» **What needs to be done**
Count the lines in the records below that contain the word "were", and reply with only that number.

Dataset items
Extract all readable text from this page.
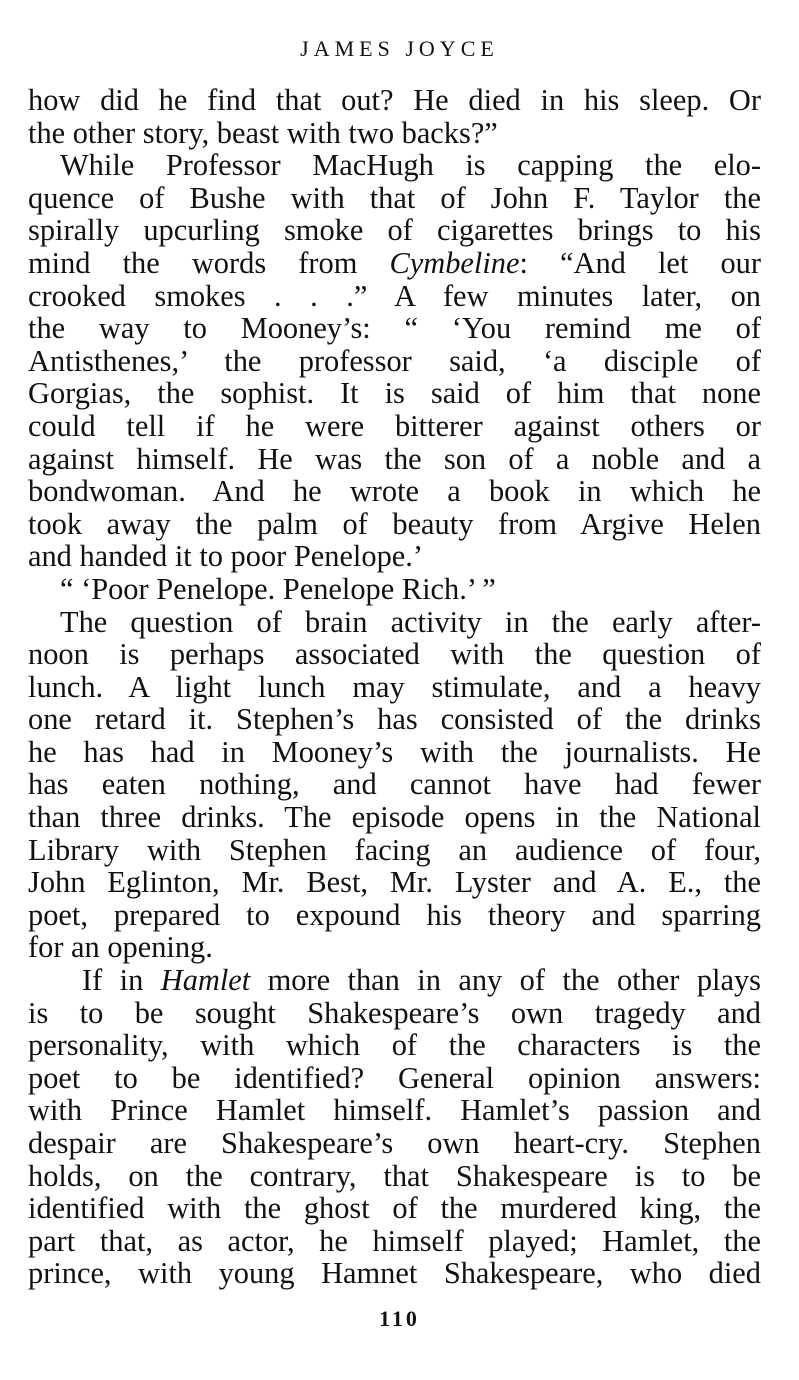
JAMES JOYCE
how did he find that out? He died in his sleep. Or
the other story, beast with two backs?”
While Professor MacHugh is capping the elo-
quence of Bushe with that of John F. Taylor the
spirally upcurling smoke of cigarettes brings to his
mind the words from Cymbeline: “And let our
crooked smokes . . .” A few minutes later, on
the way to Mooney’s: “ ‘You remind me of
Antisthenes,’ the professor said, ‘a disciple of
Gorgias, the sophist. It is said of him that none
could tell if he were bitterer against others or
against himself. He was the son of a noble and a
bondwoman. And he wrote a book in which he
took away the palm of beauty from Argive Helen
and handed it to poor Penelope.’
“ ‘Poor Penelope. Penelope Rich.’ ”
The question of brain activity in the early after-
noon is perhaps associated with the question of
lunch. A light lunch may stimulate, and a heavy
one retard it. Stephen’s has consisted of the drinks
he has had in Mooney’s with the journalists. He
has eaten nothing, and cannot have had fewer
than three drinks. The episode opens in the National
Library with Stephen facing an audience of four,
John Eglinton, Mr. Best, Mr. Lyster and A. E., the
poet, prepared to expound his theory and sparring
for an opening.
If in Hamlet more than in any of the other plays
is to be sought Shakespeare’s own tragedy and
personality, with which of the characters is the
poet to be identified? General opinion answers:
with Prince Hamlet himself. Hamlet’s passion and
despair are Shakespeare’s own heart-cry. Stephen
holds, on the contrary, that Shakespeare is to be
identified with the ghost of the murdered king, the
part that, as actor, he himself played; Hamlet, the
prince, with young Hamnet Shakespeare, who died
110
---
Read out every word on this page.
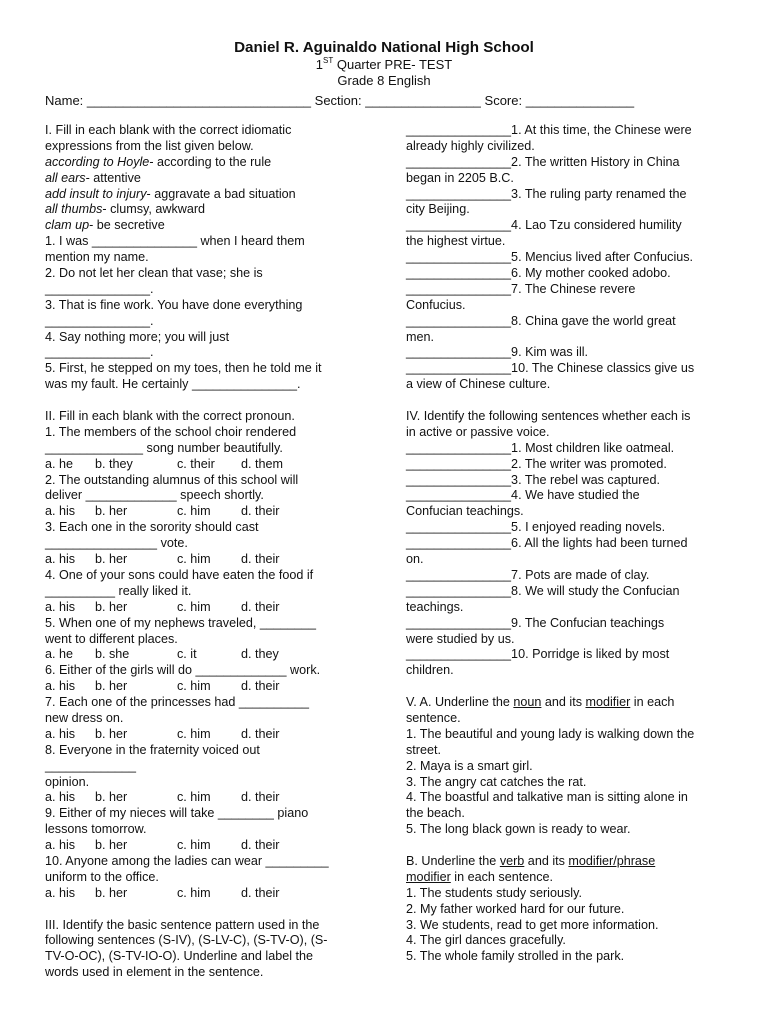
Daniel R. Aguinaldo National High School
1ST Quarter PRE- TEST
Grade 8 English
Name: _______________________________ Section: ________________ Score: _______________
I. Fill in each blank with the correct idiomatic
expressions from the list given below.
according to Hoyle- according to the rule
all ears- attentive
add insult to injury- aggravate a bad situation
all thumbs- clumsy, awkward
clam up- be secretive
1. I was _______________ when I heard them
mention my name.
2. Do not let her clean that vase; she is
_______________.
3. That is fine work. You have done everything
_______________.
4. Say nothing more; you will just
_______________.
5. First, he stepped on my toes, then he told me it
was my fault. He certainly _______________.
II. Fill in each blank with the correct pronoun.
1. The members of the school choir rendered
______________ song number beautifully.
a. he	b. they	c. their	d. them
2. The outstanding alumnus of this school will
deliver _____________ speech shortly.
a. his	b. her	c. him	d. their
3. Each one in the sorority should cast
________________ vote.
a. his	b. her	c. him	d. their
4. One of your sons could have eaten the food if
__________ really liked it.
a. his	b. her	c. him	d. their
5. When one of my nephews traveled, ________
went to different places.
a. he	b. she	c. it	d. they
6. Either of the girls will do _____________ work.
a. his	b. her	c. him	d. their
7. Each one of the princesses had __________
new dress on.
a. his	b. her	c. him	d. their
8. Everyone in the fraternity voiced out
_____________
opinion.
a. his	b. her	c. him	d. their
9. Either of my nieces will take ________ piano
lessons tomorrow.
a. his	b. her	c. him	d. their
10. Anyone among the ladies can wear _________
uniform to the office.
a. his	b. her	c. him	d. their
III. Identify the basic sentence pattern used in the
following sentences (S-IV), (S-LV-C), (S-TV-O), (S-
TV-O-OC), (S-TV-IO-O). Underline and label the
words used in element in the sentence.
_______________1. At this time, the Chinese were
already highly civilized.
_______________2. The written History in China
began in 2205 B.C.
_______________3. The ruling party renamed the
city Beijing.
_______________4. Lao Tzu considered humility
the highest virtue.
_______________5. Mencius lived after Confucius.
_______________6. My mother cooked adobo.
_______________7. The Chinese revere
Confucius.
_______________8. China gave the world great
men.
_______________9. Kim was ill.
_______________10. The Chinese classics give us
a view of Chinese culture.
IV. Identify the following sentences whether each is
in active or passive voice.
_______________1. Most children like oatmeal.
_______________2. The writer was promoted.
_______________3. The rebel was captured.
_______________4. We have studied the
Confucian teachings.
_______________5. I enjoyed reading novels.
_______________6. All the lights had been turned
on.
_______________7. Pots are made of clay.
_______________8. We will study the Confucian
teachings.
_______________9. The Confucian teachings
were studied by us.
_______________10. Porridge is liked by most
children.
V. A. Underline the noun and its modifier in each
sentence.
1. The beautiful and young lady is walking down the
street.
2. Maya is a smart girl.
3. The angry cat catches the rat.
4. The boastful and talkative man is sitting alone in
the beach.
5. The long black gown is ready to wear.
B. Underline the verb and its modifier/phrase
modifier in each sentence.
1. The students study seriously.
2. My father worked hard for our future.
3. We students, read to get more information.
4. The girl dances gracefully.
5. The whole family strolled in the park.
---
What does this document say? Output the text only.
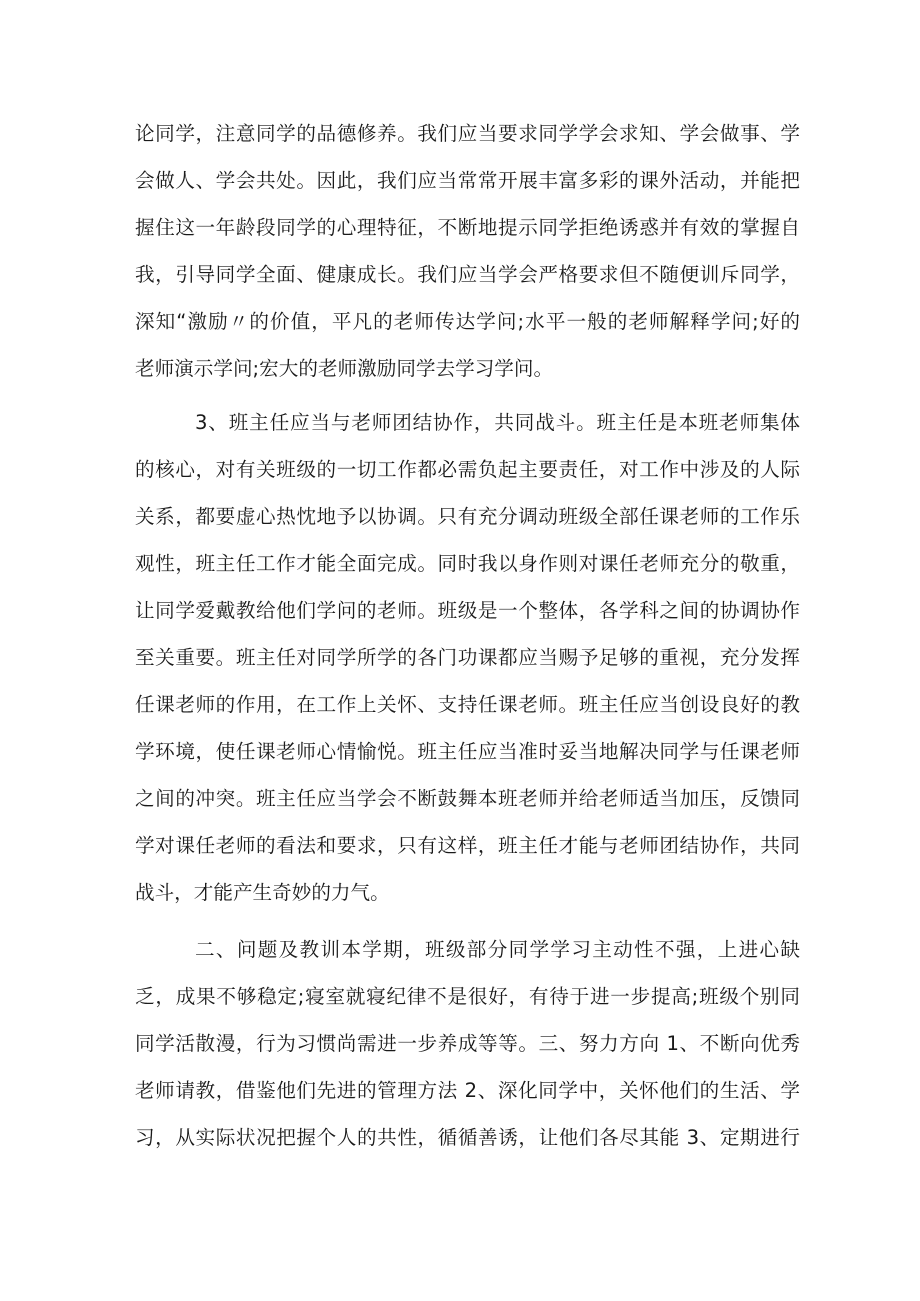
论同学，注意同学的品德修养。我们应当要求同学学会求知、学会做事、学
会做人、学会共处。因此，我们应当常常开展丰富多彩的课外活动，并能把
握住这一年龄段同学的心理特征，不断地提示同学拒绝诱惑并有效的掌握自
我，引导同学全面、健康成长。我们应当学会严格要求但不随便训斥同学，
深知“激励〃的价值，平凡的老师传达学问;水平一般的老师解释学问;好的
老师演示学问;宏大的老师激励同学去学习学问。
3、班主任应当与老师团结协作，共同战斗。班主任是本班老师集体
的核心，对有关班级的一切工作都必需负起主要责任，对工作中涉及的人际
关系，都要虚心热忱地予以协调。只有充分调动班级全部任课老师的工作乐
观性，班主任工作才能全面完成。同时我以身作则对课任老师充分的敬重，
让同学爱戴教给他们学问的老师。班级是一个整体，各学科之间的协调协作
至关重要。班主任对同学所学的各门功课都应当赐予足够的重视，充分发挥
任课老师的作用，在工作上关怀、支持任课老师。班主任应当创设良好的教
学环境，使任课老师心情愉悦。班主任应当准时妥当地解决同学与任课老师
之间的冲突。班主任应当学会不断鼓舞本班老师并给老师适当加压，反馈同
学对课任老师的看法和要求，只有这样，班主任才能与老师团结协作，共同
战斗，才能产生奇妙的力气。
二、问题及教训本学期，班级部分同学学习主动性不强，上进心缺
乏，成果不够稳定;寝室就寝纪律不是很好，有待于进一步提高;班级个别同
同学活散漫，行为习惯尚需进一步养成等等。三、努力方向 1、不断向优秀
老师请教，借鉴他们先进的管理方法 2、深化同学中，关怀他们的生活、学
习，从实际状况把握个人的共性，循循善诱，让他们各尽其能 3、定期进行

» **Answer to this problem**
3